## [STATED PROBLEM]
Lines containing the word "this" need to be counted. Please reply with how many there are, and nothing else.

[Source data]
=-=-=
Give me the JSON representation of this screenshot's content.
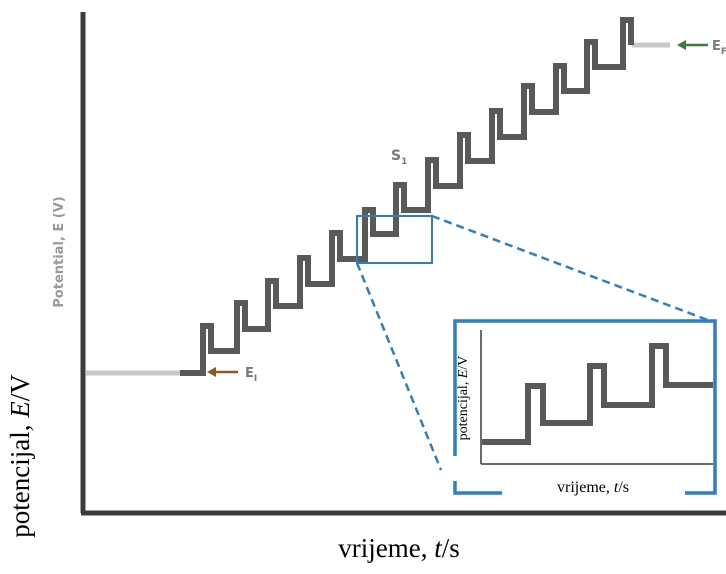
{
  "main": {
    "ylabel_old": "Potential, E (V)",
    "ylabel_prefix": "potencijal, ",
    "ylabel_var": "E",
    "ylabel_unit": "/V",
    "xlabel_prefix": "vrijeme, ",
    "xlabel_var": "t",
    "xlabel_unit": "/s",
    "label_ei_sym": "E",
    "label_ei_sub": "I",
    "label_ef_sym": "E",
    "label_ef_sub": "F",
    "label_s_sym": "S",
    "label_s_sub": "1"
  },
  "inset": {
    "ylabel_prefix": "potencijal, ",
    "ylabel_var": "E",
    "ylabel_unit": "/V",
    "xlabel_prefix": "vrijeme, ",
    "xlabel_var": "t",
    "xlabel_unit": "/s"
  },
  "colors": {
    "waveform": "#595959",
    "idle_line": "#c8c8c8",
    "axis": "#3c3c3c",
    "zoom": "#2d7fc1",
    "arrow_initial": "#8b5a2b",
    "arrow_final": "#3d7a3d",
    "label_gray": "#7a7a7a"
  }
}
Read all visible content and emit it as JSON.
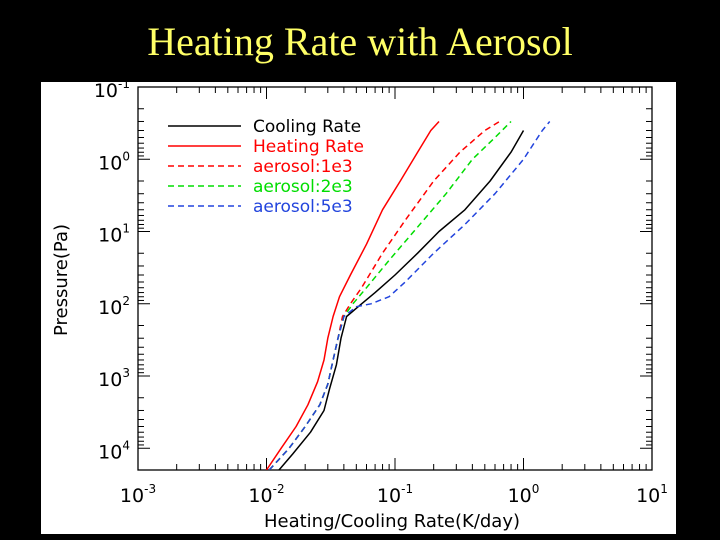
{
  "slide": {
    "title": "Heating Rate with Aerosol"
  },
  "chart_data": {
    "type": "line",
    "xlabel": "Heating/Cooling Rate(K/day)",
    "ylabel": "Pressure(Pa)",
    "x_scale": "log",
    "y_scale": "log",
    "y_inverted": true,
    "xlim": [
      0.001,
      10
    ],
    "ylim": [
      0.1,
      20000
    ],
    "x_ticks": [
      {
        "value": 0.001,
        "base": "10",
        "exp": "-3"
      },
      {
        "value": 0.01,
        "base": "10",
        "exp": "-2"
      },
      {
        "value": 0.1,
        "base": "10",
        "exp": "-1"
      },
      {
        "value": 1,
        "base": "10",
        "exp": "0"
      },
      {
        "value": 10,
        "base": "10",
        "exp": "1"
      }
    ],
    "y_ticks": [
      {
        "value": 0.1,
        "base": "10",
        "exp": "-1"
      },
      {
        "value": 1,
        "base": "10",
        "exp": "0"
      },
      {
        "value": 10,
        "base": "10",
        "exp": "1"
      },
      {
        "value": 100,
        "base": "10",
        "exp": "2"
      },
      {
        "value": 1000,
        "base": "10",
        "exp": "3"
      },
      {
        "value": 10000,
        "base": "10",
        "exp": "4"
      }
    ],
    "legend_position": "top-left",
    "grid": false,
    "series": [
      {
        "name": "Cooling Rate",
        "color": "#000000",
        "dash": "solid",
        "points": [
          [
            0.0125,
            20000
          ],
          [
            0.016,
            12000
          ],
          [
            0.022,
            6000
          ],
          [
            0.028,
            3000
          ],
          [
            0.031,
            1500
          ],
          [
            0.035,
            700
          ],
          [
            0.038,
            300
          ],
          [
            0.042,
            150
          ],
          [
            0.055,
            100
          ],
          [
            0.07,
            70
          ],
          [
            0.1,
            40
          ],
          [
            0.15,
            20
          ],
          [
            0.22,
            10
          ],
          [
            0.35,
            5
          ],
          [
            0.55,
            2
          ],
          [
            0.8,
            0.8
          ],
          [
            1.0,
            0.4
          ]
        ]
      },
      {
        "name": "Heating Rate",
        "color": "#ff0000",
        "dash": "solid",
        "points": [
          [
            0.01,
            20000
          ],
          [
            0.013,
            10000
          ],
          [
            0.017,
            5000
          ],
          [
            0.021,
            2500
          ],
          [
            0.025,
            1200
          ],
          [
            0.028,
            600
          ],
          [
            0.03,
            300
          ],
          [
            0.033,
            150
          ],
          [
            0.037,
            80
          ],
          [
            0.045,
            40
          ],
          [
            0.06,
            15
          ],
          [
            0.08,
            5
          ],
          [
            0.11,
            2
          ],
          [
            0.15,
            0.8
          ],
          [
            0.19,
            0.4
          ],
          [
            0.22,
            0.3
          ]
        ]
      },
      {
        "name": "aerosol:1e3",
        "color": "#ff0000",
        "dash": "dashed",
        "points": [
          [
            0.0105,
            20000
          ],
          [
            0.015,
            10000
          ],
          [
            0.02,
            5000
          ],
          [
            0.026,
            2500
          ],
          [
            0.03,
            1300
          ],
          [
            0.033,
            600
          ],
          [
            0.036,
            300
          ],
          [
            0.039,
            150
          ],
          [
            0.045,
            100
          ],
          [
            0.055,
            60
          ],
          [
            0.08,
            20
          ],
          [
            0.12,
            7
          ],
          [
            0.2,
            2
          ],
          [
            0.32,
            0.8
          ],
          [
            0.5,
            0.4
          ],
          [
            0.65,
            0.3
          ]
        ]
      },
      {
        "name": "aerosol:2e3",
        "color": "#00dd00",
        "dash": "dashed",
        "points": [
          [
            0.0105,
            20000
          ],
          [
            0.015,
            10000
          ],
          [
            0.02,
            5000
          ],
          [
            0.026,
            2500
          ],
          [
            0.03,
            1300
          ],
          [
            0.033,
            600
          ],
          [
            0.036,
            300
          ],
          [
            0.04,
            150
          ],
          [
            0.047,
            100
          ],
          [
            0.06,
            60
          ],
          [
            0.09,
            25
          ],
          [
            0.14,
            10
          ],
          [
            0.25,
            3
          ],
          [
            0.4,
            1
          ],
          [
            0.6,
            0.5
          ],
          [
            0.8,
            0.3
          ]
        ]
      },
      {
        "name": "aerosol:5e3",
        "color": "#2244dd",
        "dash": "dashed",
        "points": [
          [
            0.0105,
            20000
          ],
          [
            0.015,
            10000
          ],
          [
            0.02,
            5000
          ],
          [
            0.026,
            2500
          ],
          [
            0.03,
            1300
          ],
          [
            0.033,
            600
          ],
          [
            0.036,
            300
          ],
          [
            0.04,
            150
          ],
          [
            0.05,
            110
          ],
          [
            0.065,
            100
          ],
          [
            0.09,
            80
          ],
          [
            0.12,
            50
          ],
          [
            0.2,
            20
          ],
          [
            0.35,
            8
          ],
          [
            0.6,
            3
          ],
          [
            1.0,
            1
          ],
          [
            1.4,
            0.4
          ],
          [
            1.6,
            0.3
          ]
        ]
      }
    ]
  }
}
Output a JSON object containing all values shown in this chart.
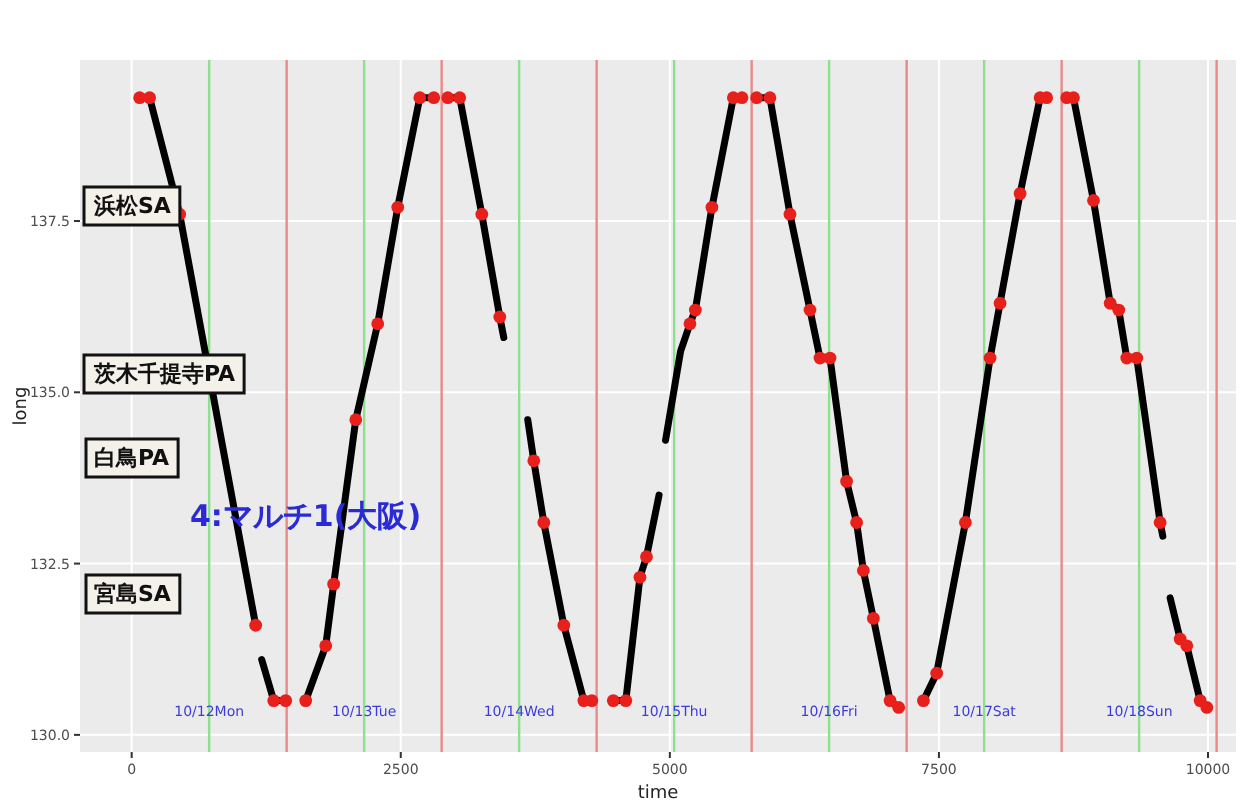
{
  "chart_data": {
    "type": "line",
    "xlabel": "time",
    "ylabel": "long",
    "xlim": [
      -480,
      10260
    ],
    "ylim": [
      129.75,
      139.85
    ],
    "xticks": [
      0,
      2500,
      5000,
      7500,
      10000
    ],
    "yticks": [
      {
        "value": 130,
        "label": "130.0"
      },
      {
        "value": 132.5,
        "label": "132.5"
      },
      {
        "value": 135,
        "label": "135.0"
      },
      {
        "value": 137.5,
        "label": "137.5"
      }
    ],
    "grid": true,
    "series": [
      {
        "color": "#000000",
        "x": [
          74,
          167,
          446,
          1152,
          null,
          1208,
          1320,
          1431,
          null,
          1617,
          1803,
          1877,
          2082,
          2286,
          2472,
          2677,
          2807,
          null,
          2937,
          3048,
          3253,
          3420,
          3457,
          null,
          3680,
          3736,
          3829,
          4015,
          4201,
          4275,
          null,
          4475,
          4591,
          4722,
          4783,
          4900,
          null,
          4960,
          5100,
          5187,
          5237,
          5391,
          5590,
          5670,
          null,
          5806,
          5930,
          6116,
          6302,
          6395,
          6488,
          6642,
          6735,
          6798,
          6891,
          7046,
          7126,
          null,
          7356,
          7479,
          7746,
          7975,
          8068,
          8254,
          8440,
          8501,
          null,
          8687,
          8750,
          8936,
          9091,
          9171,
          9245,
          9338,
          9555,
          9580,
          null,
          9648,
          9741,
          9803,
          9927,
          9989
        ],
        "values": [
          139.3,
          139.3,
          137.6,
          131.6,
          null,
          131.1,
          130.5,
          130.5,
          null,
          130.5,
          131.3,
          132.2,
          134.6,
          136.0,
          137.7,
          139.3,
          139.3,
          null,
          139.3,
          139.3,
          137.6,
          136.1,
          135.8,
          null,
          134.6,
          134.0,
          133.1,
          131.6,
          130.5,
          130.5,
          null,
          130.5,
          130.5,
          132.3,
          132.6,
          133.5,
          null,
          134.3,
          135.6,
          136.0,
          136.2,
          137.7,
          139.3,
          139.3,
          null,
          139.3,
          139.3,
          137.6,
          136.2,
          135.5,
          135.5,
          133.7,
          133.1,
          132.4,
          131.7,
          130.5,
          130.4,
          null,
          130.5,
          130.9,
          133.1,
          135.5,
          136.3,
          137.9,
          139.3,
          139.3,
          null,
          139.3,
          139.3,
          137.8,
          136.3,
          136.2,
          135.5,
          135.5,
          133.1,
          132.9,
          null,
          132.0,
          131.4,
          131.3,
          130.5,
          130.4
        ]
      },
      {
        "type": "scatter",
        "color": "#e8201c",
        "marker": "circle",
        "x": [
          74,
          167,
          446,
          1152,
          1320,
          1431,
          1617,
          1803,
          1877,
          2082,
          2286,
          2472,
          2677,
          2807,
          2937,
          3048,
          3253,
          3420,
          3736,
          3829,
          4015,
          4201,
          4275,
          4475,
          4591,
          4722,
          4783,
          5187,
          5237,
          5391,
          5590,
          5670,
          5806,
          5930,
          6116,
          6302,
          6395,
          6488,
          6642,
          6735,
          6798,
          6891,
          7046,
          7126,
          7356,
          7479,
          7746,
          7975,
          8068,
          8254,
          8440,
          8501,
          8687,
          8750,
          8936,
          9091,
          9171,
          9245,
          9338,
          9555,
          9741,
          9803,
          9927,
          9989
        ],
        "values": [
          139.3,
          139.3,
          137.6,
          131.6,
          130.5,
          130.5,
          130.5,
          131.3,
          132.2,
          134.6,
          136.0,
          137.7,
          139.3,
          139.3,
          139.3,
          139.3,
          137.6,
          136.1,
          134.0,
          133.1,
          131.6,
          130.5,
          130.5,
          130.5,
          130.5,
          132.3,
          132.6,
          136.0,
          136.2,
          137.7,
          139.3,
          139.3,
          139.3,
          139.3,
          137.6,
          136.2,
          135.5,
          135.5,
          133.7,
          133.1,
          132.4,
          131.7,
          130.5,
          130.4,
          130.5,
          130.9,
          133.1,
          135.5,
          136.3,
          137.9,
          139.3,
          139.3,
          139.3,
          139.3,
          137.8,
          136.3,
          136.2,
          135.5,
          135.5,
          133.1,
          131.4,
          131.3,
          130.5,
          130.4
        ]
      }
    ],
    "ref_lines": [
      {
        "axis": "x",
        "value": 720,
        "label": "10/12Mon",
        "color": "#8ee08e"
      },
      {
        "axis": "x",
        "value": 1440,
        "color": "#e88a8a"
      },
      {
        "axis": "x",
        "value": 2160,
        "label": "10/13Tue",
        "color": "#8ee08e"
      },
      {
        "axis": "x",
        "value": 2880,
        "color": "#e88a8a"
      },
      {
        "axis": "x",
        "value": 3600,
        "label": "10/14Wed",
        "color": "#8ee08e"
      },
      {
        "axis": "x",
        "value": 4320,
        "color": "#e88a8a"
      },
      {
        "axis": "x",
        "value": 5040,
        "label": "10/15Thu",
        "color": "#8ee08e"
      },
      {
        "axis": "x",
        "value": 5760,
        "color": "#e88a8a"
      },
      {
        "axis": "x",
        "value": 6480,
        "label": "10/16Fri",
        "color": "#8ee08e"
      },
      {
        "axis": "x",
        "value": 7200,
        "color": "#e88a8a"
      },
      {
        "axis": "x",
        "value": 7920,
        "label": "10/17Sat",
        "color": "#8ee08e"
      },
      {
        "axis": "x",
        "value": 8640,
        "color": "#e88a8a"
      },
      {
        "axis": "x",
        "value": 9360,
        "label": "10/18Sun",
        "color": "#8ee08e"
      },
      {
        "axis": "x",
        "value": 10080,
        "color": "#e88a8a"
      }
    ],
    "annotations": [
      "浜松SA",
      "茨木千提寺PA",
      "白鳥PA",
      "宮島SA",
      "4:マルチ1(大阪)"
    ]
  }
}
=-=-=
## [RESPONSE]
2